[start of Provided information]
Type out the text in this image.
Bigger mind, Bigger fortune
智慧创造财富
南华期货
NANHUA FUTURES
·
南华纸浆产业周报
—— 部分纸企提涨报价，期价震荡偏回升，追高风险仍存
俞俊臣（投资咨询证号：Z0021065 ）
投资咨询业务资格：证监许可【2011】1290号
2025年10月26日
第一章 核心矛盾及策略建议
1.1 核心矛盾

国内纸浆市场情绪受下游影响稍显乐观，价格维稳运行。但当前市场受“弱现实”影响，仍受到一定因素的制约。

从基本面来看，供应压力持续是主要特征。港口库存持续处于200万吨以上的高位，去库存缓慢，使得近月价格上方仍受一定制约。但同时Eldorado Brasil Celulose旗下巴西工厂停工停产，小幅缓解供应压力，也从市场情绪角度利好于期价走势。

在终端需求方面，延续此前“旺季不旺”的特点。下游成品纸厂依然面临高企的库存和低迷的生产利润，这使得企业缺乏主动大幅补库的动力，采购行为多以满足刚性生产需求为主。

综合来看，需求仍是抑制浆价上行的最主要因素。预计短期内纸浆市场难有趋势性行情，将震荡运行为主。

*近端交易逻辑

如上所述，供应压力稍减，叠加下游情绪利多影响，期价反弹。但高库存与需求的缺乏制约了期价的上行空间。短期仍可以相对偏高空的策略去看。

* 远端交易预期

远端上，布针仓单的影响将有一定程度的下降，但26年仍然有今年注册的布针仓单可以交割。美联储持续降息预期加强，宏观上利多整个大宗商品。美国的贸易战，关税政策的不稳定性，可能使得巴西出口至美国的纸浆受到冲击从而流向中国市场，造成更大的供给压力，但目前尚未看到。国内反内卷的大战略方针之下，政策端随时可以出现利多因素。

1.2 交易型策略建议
[end of Provided information]
- [Given task]:
Using the exact wording, write out all of the records.

- [Response to the exercise]:
Type out the text in this image.
Bigger mind, Bigger fortune
智慧创造财富
南华期货
NANHUA FUTURES
·
南华纸浆产业周报
—— 部分纸企提涨报价，期价震荡偏回升，追高风险仍存
俞俊臣（投资咨询证号：Z0021065 ）
投资咨询业务资格：证监许可【2011】1290号
2025年10月26日
第一章 核心矛盾及策略建议
1.1 核心矛盾

国内纸浆市场情绪受下游影响稍显乐观，价格维稳运行。但当前市场受“弱现实”影响，仍受到一定因素的制约。

从基本面来看，供应压力持续是主要特征。港口库存持续处于200万吨以上的高位，去库存缓慢，使得近月价格上方仍受一定制约。但同时Eldorado Brasil Celulose旗下巴西工厂停工停产，小幅缓解供应压力，也从市场情绪角度利好于期价走势。

在终端需求方面，延续此前“旺季不旺”的特点。下游成品纸厂依然面临高企的库存和低迷的生产利润，这使得企业缺乏主动大幅补库的动力，采购行为多以满足刚性生产需求为主。

综合来看，需求仍是抑制浆价上行的最主要因素。预计短期内纸浆市场难有趋势性行情，将震荡运行为主。

*近端交易逻辑

如上所述，供应压力稍减，叠加下游情绪利多影响，期价反弹。但高库存与需求的缺乏制约了期价的上行空间。短期仍可以相对偏高空的策略去看。

* 远端交易预期

远端上，布针仓单的影响将有一定程度的下降，但26年仍然有今年注册的布针仓单可以交割。美联储持续降息预期加强，宏观上利多整个大宗商品。美国的贸易战，关税政策的不稳定性，可能使得巴西出口至美国的纸浆受到冲击从而流向中国市场，造成更大的供给压力，但目前尚未看到。国内反内卷的大战略方针之下，政策端随时可以出现利多因素。

1.2 交易型策略建议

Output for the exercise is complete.